*Exercise details*
Transcribe every entry below word for word, but skip the pictures.

──────

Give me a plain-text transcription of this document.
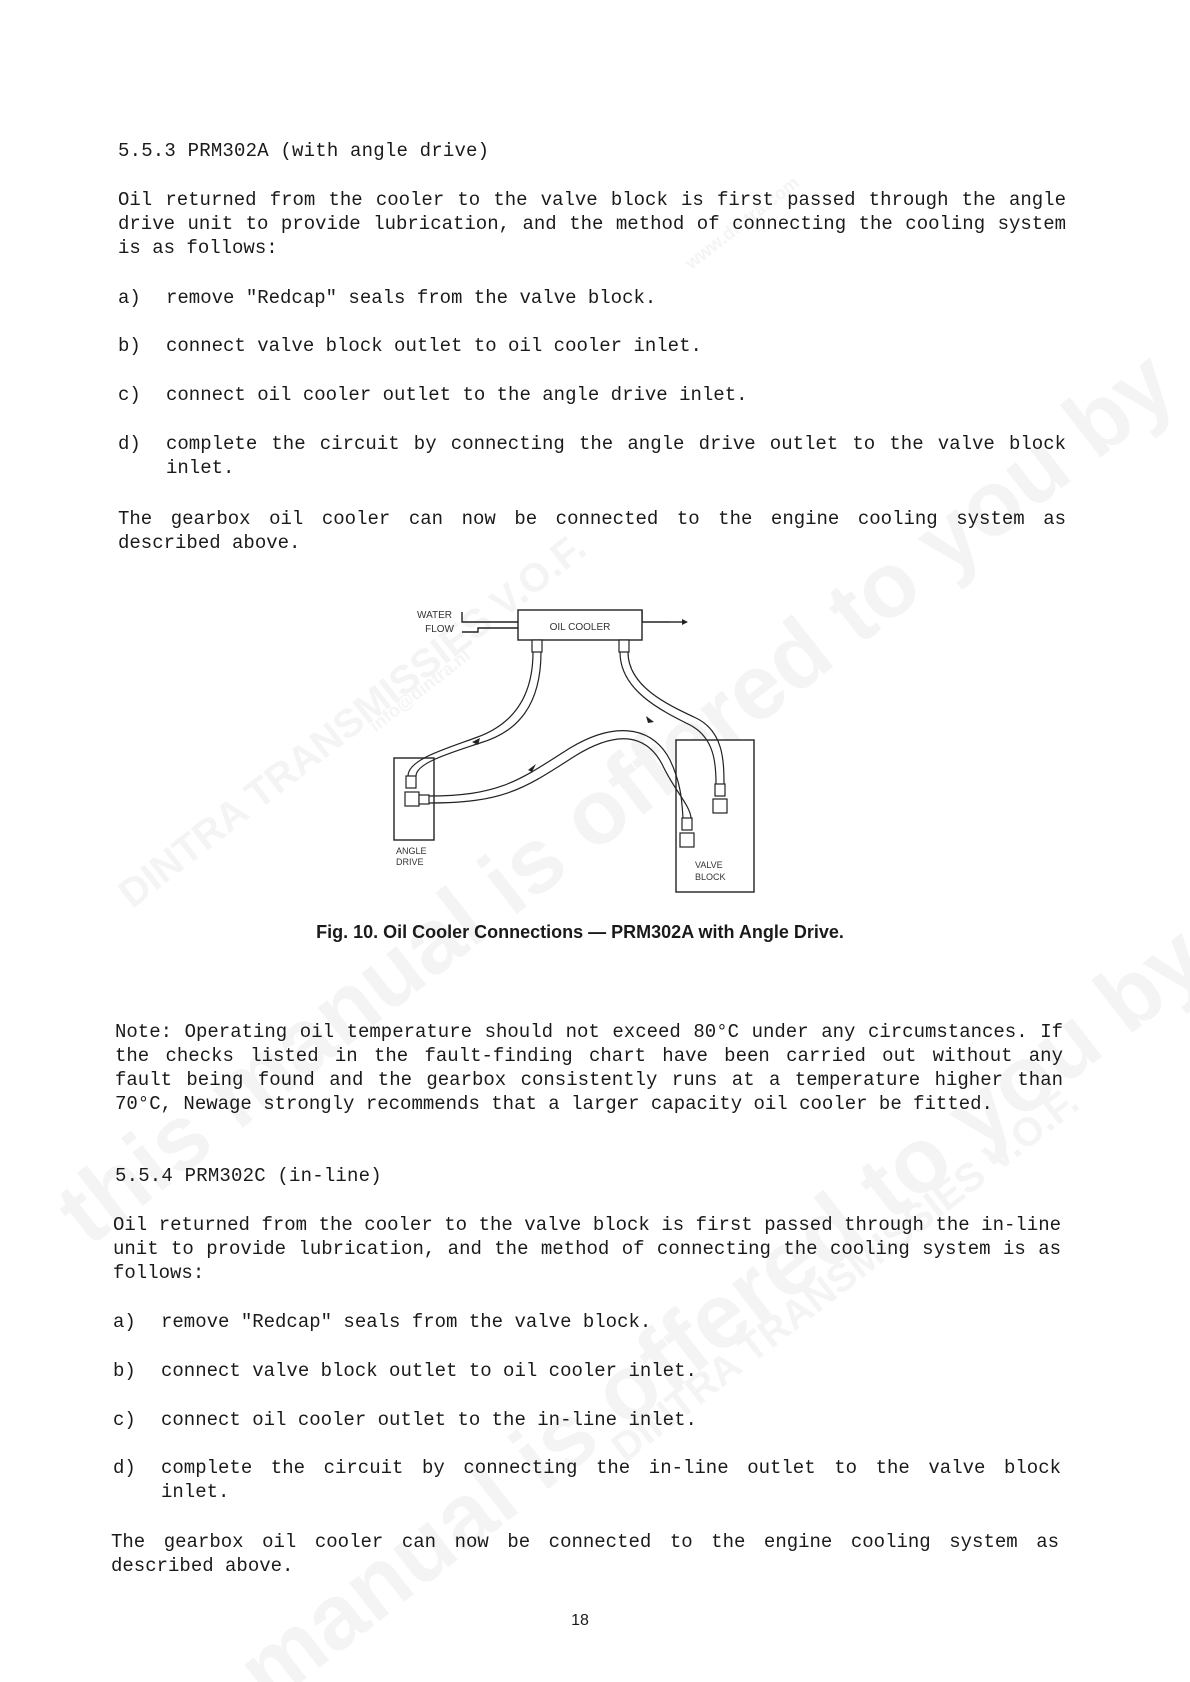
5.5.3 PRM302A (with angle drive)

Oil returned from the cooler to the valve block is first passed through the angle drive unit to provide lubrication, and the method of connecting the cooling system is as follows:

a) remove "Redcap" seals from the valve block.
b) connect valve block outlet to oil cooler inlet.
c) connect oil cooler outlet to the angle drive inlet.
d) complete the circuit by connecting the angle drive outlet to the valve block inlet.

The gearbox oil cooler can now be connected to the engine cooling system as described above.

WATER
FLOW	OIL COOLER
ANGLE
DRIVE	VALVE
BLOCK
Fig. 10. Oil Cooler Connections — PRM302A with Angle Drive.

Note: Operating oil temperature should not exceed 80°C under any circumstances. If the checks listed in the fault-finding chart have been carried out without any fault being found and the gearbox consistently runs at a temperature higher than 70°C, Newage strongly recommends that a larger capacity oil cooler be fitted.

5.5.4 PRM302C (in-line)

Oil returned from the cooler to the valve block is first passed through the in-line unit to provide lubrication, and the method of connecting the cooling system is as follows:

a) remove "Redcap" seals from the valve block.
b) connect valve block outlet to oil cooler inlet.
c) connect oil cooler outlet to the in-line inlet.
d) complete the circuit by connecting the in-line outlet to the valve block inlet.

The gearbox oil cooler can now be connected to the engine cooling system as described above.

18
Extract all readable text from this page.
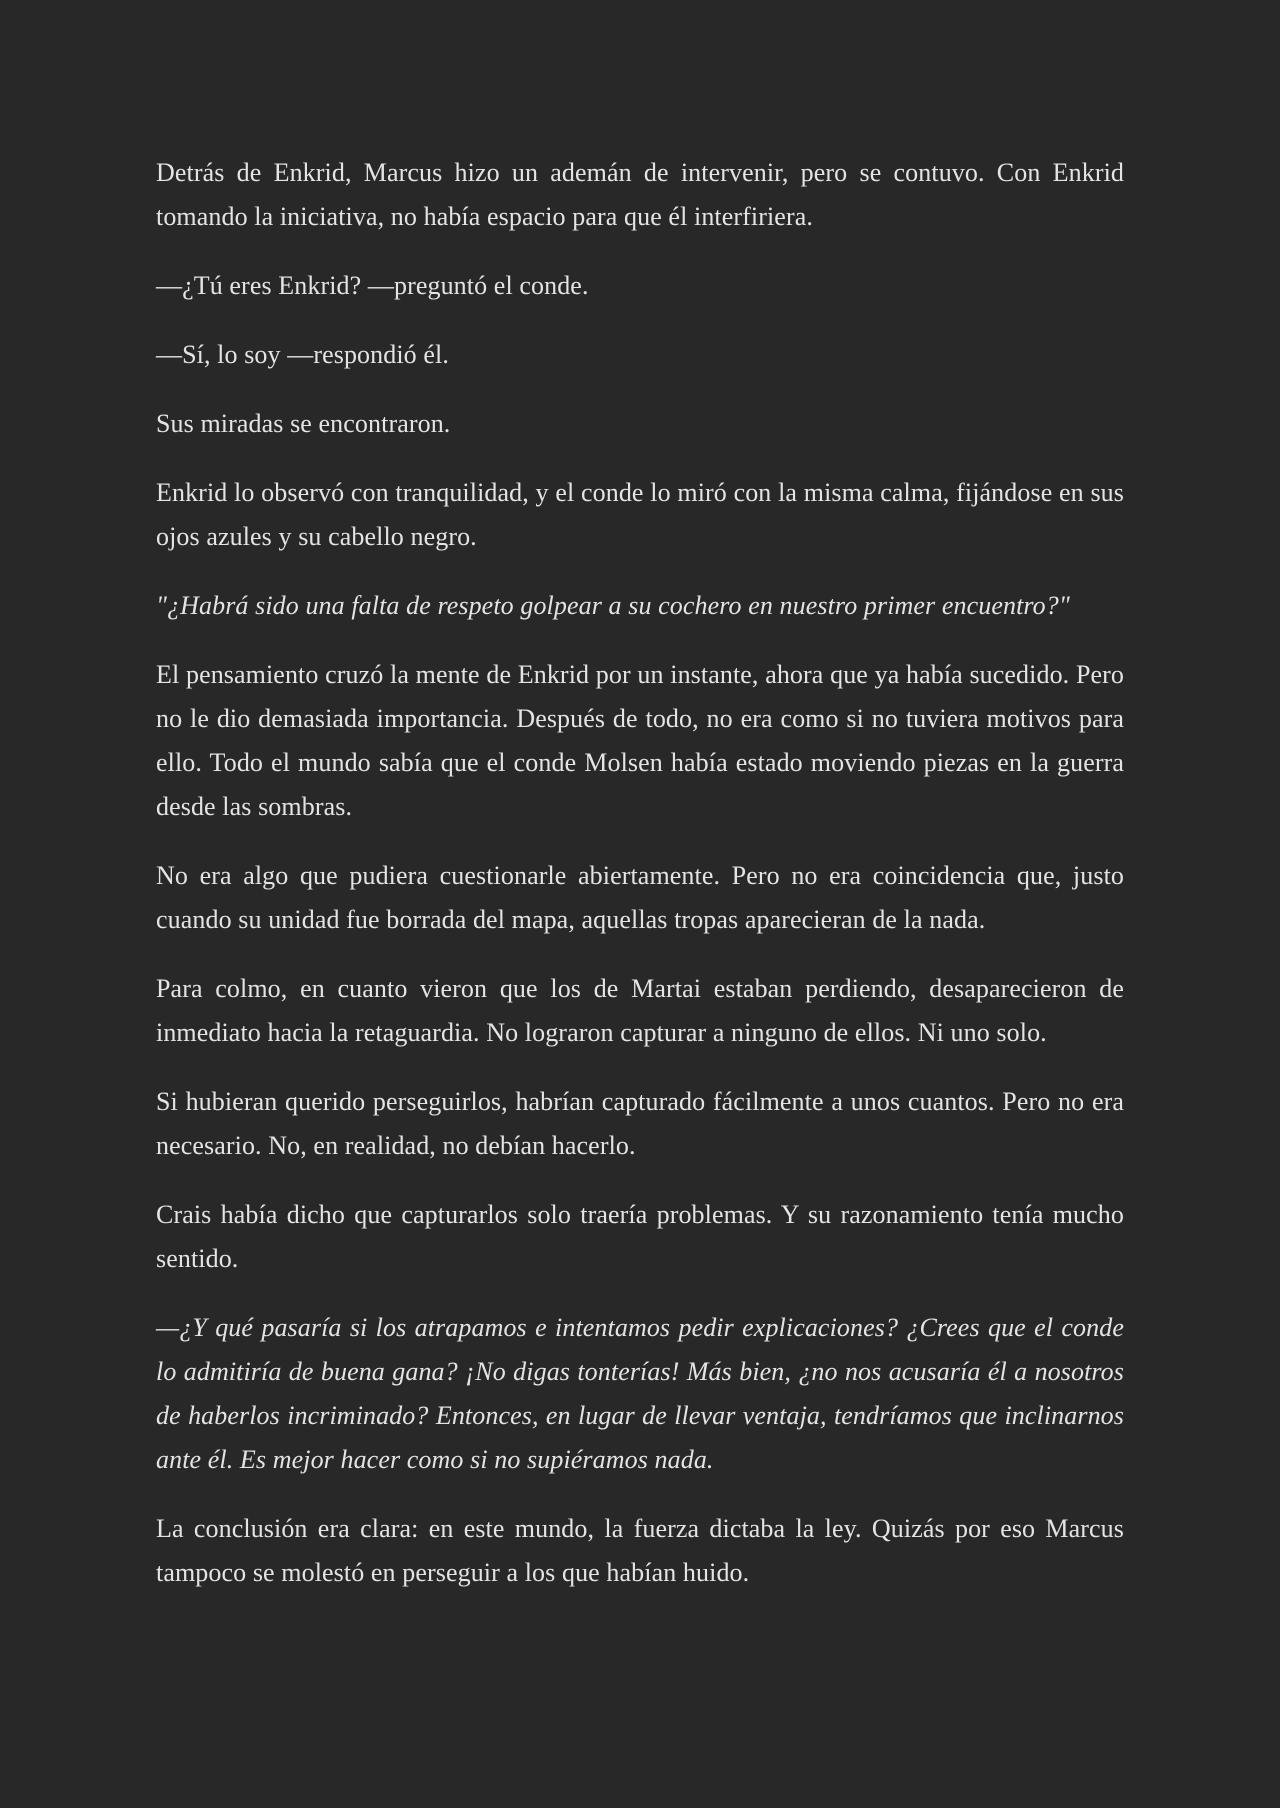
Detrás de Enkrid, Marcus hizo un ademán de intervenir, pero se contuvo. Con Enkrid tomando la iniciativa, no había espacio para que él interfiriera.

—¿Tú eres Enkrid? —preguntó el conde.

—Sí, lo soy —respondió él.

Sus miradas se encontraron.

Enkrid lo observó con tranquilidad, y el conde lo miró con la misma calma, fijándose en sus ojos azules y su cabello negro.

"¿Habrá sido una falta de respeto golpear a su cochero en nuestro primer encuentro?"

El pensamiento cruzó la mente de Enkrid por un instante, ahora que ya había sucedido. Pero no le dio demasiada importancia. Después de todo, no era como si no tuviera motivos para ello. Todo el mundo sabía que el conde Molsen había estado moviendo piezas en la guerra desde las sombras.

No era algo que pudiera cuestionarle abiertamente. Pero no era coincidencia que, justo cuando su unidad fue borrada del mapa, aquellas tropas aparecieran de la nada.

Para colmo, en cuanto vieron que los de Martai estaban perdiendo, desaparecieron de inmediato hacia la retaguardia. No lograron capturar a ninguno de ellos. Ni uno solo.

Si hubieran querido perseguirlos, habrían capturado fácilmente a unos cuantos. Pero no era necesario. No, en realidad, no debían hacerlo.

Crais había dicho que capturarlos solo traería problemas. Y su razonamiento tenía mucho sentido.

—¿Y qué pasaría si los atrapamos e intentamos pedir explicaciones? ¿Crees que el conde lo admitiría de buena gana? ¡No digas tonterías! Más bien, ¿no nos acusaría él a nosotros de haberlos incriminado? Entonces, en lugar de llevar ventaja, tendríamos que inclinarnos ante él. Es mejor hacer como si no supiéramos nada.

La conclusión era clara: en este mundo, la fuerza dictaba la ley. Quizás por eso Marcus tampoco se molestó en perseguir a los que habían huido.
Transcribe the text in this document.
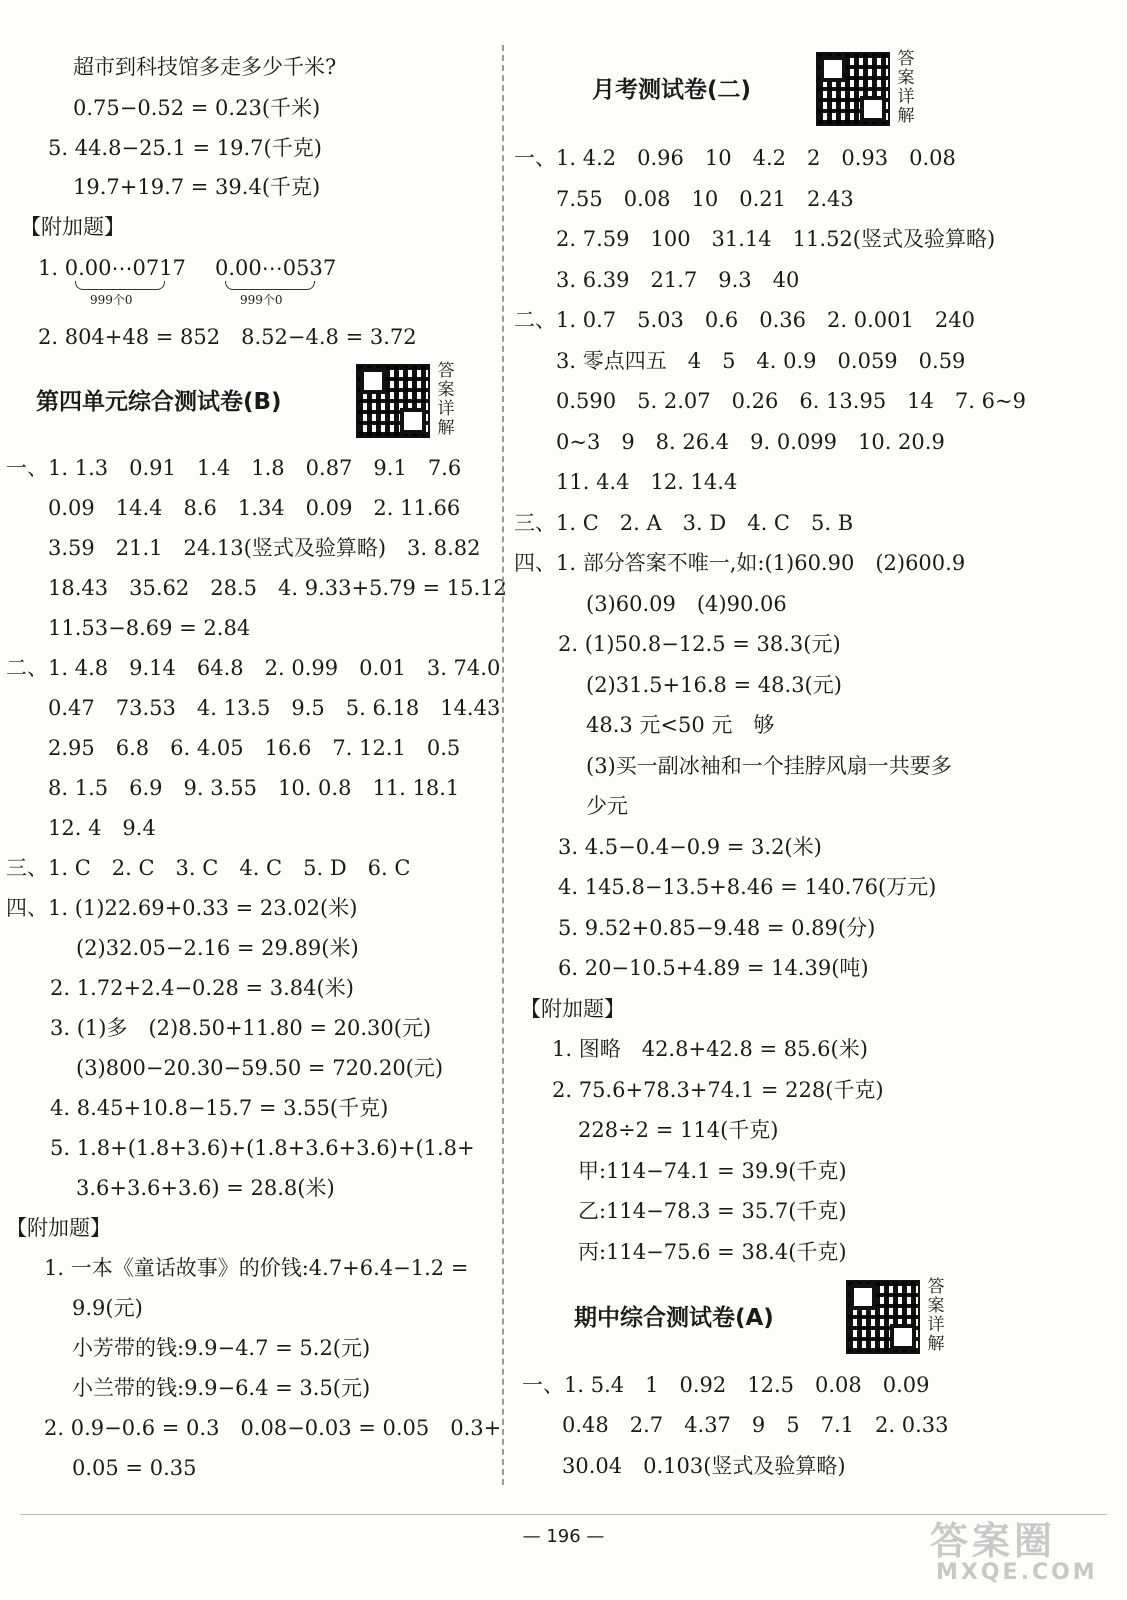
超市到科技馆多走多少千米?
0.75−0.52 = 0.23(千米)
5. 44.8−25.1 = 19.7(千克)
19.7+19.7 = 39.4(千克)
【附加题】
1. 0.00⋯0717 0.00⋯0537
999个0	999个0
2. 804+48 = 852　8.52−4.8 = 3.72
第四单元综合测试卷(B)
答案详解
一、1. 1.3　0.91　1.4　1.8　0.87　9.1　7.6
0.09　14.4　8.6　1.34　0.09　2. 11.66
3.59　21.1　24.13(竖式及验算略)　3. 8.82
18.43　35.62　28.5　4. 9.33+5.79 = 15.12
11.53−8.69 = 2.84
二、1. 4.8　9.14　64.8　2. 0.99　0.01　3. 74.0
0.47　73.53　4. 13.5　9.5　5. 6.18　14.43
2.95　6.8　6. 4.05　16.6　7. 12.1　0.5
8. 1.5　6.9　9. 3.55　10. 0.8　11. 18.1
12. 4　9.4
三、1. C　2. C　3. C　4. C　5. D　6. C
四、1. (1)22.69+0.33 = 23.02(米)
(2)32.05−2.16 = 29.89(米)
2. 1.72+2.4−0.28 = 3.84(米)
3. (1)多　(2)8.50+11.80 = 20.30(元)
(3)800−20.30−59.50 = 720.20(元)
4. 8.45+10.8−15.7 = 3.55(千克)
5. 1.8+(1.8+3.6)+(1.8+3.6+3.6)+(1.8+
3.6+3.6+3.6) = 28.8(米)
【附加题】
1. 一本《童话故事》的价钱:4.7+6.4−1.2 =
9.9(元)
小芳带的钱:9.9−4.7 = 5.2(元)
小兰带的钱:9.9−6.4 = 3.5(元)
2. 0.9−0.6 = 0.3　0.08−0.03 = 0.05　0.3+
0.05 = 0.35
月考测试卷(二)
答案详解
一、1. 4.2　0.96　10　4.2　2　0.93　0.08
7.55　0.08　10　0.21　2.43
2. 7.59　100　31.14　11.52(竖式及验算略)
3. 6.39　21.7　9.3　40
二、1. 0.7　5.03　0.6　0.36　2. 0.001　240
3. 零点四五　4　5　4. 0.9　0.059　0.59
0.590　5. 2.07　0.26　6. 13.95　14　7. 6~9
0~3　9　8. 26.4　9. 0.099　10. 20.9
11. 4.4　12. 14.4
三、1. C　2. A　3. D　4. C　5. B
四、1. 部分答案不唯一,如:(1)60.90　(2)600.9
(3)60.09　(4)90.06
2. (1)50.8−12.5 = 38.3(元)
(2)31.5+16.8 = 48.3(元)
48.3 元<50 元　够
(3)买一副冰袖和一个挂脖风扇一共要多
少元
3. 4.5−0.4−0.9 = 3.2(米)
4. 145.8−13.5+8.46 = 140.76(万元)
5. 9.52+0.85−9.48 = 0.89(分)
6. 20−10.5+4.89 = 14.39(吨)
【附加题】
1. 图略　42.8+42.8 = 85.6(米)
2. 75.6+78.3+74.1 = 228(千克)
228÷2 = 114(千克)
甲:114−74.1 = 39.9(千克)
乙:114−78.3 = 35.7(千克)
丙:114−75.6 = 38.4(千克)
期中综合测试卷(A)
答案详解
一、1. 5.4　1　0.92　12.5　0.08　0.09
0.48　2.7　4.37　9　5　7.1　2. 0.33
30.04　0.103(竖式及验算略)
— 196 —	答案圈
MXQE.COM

──────

*Correct result*
Give me a plain-text transcription of this document.
5.5.3 PRM302A (with angle drive)

Oil returned from the cooler to the valve block is first passed through the angle drive unit to provide lubrication, and the method of connecting the cooling system is as follows:

a) remove "Redcap" seals from the valve block.
b) connect valve block outlet to oil cooler inlet.
c) connect oil cooler outlet to the angle drive inlet.
d) complete the circuit by connecting the angle drive outlet to the valve block inlet.

The gearbox oil cooler can now be connected to the engine cooling system as described above.

WATER
FLOW	OIL COOLER
ANGLE
DRIVE	VALVE
BLOCK
Fig. 10. Oil Cooler Connections — PRM302A with Angle Drive.

Note: Operating oil temperature should not exceed 80°C under any circumstances. If the checks listed in the fault-finding chart have been carried out without any fault being found and the gearbox consistently runs at a temperature higher than 70°C, Newage strongly recommends that a larger capacity oil cooler be fitted.

5.5.4 PRM302C (in-line)

Oil returned from the cooler to the valve block is first passed through the in-line unit to provide lubrication, and the method of connecting the cooling system is as follows:

a) remove "Redcap" seals from the valve block.
b) connect valve block outlet to oil cooler inlet.
c) connect oil cooler outlet to the in-line inlet.
d) complete the circuit by connecting the in-line outlet to the valve block inlet.

The gearbox oil cooler can now be connected to the engine cooling system as described above.

18
Extract all readable text from this page.
Detrás de Enkrid, Marcus hizo un ademán de intervenir, pero se contuvo. Con Enkrid tomando la iniciativa, no había espacio para que él interfiriera.

—¿Tú eres Enkrid? —preguntó el conde.

—Sí, lo soy —respondió él.

Sus miradas se encontraron.

Enkrid lo observó con tranquilidad, y el conde lo miró con la misma calma, fijándose en sus ojos azules y su cabello negro.

"¿Habrá sido una falta de respeto golpear a su cochero en nuestro primer encuentro?"

El pensamiento cruzó la mente de Enkrid por un instante, ahora que ya había sucedido. Pero no le dio demasiada importancia. Después de todo, no era como si no tuviera motivos para ello. Todo el mundo sabía que el conde Molsen había estado moviendo piezas en la guerra desde las sombras.

No era algo que pudiera cuestionarle abiertamente. Pero no era coincidencia que, justo cuando su unidad fue borrada del mapa, aquellas tropas aparecieran de la nada.

Para colmo, en cuanto vieron que los de Martai estaban perdiendo, desaparecieron de inmediato hacia la retaguardia. No lograron capturar a ninguno de ellos. Ni uno solo.

Si hubieran querido perseguirlos, habrían capturado fácilmente a unos cuantos. Pero no era necesario. No, en realidad, no debían hacerlo.

Crais había dicho que capturarlos solo traería problemas. Y su razonamiento tenía mucho sentido.

—¿Y qué pasaría si los atrapamos e intentamos pedir explicaciones? ¿Crees que el conde lo admitiría de buena gana? ¡No digas tonterías! Más bien, ¿no nos acusaría él a nosotros de haberlos incriminado? Entonces, en lugar de llevar ventaja, tendríamos que inclinarnos ante él. Es mejor hacer como si no supiéramos nada.

La conclusión era clara: en este mundo, la fuerza dictaba la ley. Quizás por eso Marcus tampoco se molestó en perseguir a los que habían huido.
Transcribe the text in this document.
超市到科技馆多走多少千米?
0.75−0.52 = 0.23(千米)
5. 44.8−25.1 = 19.7(千克)
19.7+19.7 = 39.4(千克)
【附加题】
1. 0.00⋯0717 0.00⋯0537
999个0	999个0
2. 804+48 = 852　8.52−4.8 = 3.72
第四单元综合测试卷(B)
答案详解
一、1. 1.3　0.91　1.4　1.8　0.87　9.1　7.6
0.09　14.4　8.6　1.34　0.09　2. 11.66
3.59　21.1　24.13(竖式及验算略)　3. 8.82
18.43　35.62　28.5　4. 9.33+5.79 = 15.12
11.53−8.69 = 2.84
二、1. 4.8　9.14　64.8　2. 0.99　0.01　3. 74.0
0.47　73.53　4. 13.5　9.5　5. 6.18　14.43
2.95　6.8　6. 4.05　16.6　7. 12.1　0.5
8. 1.5　6.9　9. 3.55　10. 0.8　11. 18.1
12. 4　9.4
三、1. C　2. C　3. C　4. C　5. D　6. C
四、1. (1)22.69+0.33 = 23.02(米)
(2)32.05−2.16 = 29.89(米)
2. 1.72+2.4−0.28 = 3.84(米)
3. (1)多　(2)8.50+11.80 = 20.30(元)
(3)800−20.30−59.50 = 720.20(元)
4. 8.45+10.8−15.7 = 3.55(千克)
5. 1.8+(1.8+3.6)+(1.8+3.6+3.6)+(1.8+
3.6+3.6+3.6) = 28.8(米)
【附加题】
1. 一本《童话故事》的价钱:4.7+6.4−1.2 =
9.9(元)
小芳带的钱:9.9−4.7 = 5.2(元)
小兰带的钱:9.9−6.4 = 3.5(元)
2. 0.9−0.6 = 0.3　0.08−0.03 = 0.05　0.3+
0.05 = 0.35
月考测试卷(二)
答案详解
一、1. 4.2　0.96　10　4.2　2　0.93　0.08
7.55　0.08　10　0.21　2.43
2. 7.59　100　31.14　11.52(竖式及验算略)
3. 6.39　21.7　9.3　40
二、1. 0.7　5.03　0.6　0.36　2. 0.001　240
3. 零点四五　4　5　4. 0.9　0.059　0.59
0.590　5. 2.07　0.26　6. 13.95　14　7. 6~9
0~3　9　8. 26.4　9. 0.099　10. 20.9
11. 4.4　12. 14.4
三、1. C　2. A　3. D　4. C　5. B
四、1. 部分答案不唯一,如:(1)60.90　(2)600.9
(3)60.09　(4)90.06
2. (1)50.8−12.5 = 38.3(元)
(2)31.5+16.8 = 48.3(元)
48.3 元<50 元　够
(3)买一副冰袖和一个挂脖风扇一共要多
少元
3. 4.5−0.4−0.9 = 3.2(米)
4. 145.8−13.5+8.46 = 140.76(万元)
5. 9.52+0.85−9.48 = 0.89(分)
6. 20−10.5+4.89 = 14.39(吨)
【附加题】
1. 图略　42.8+42.8 = 85.6(米)
2. 75.6+78.3+74.1 = 228(千克)
228÷2 = 114(千克)
甲:114−74.1 = 39.9(千克)
乙:114−78.3 = 35.7(千克)
丙:114−75.6 = 38.4(千克)
期中综合测试卷(A)
答案详解
一、1. 5.4　1　0.92　12.5　0.08　0.09
0.48　2.7　4.37　9　5　7.1　2. 0.33
30.04　0.103(竖式及验算略)
— 196 —	答案圈
MXQE.COM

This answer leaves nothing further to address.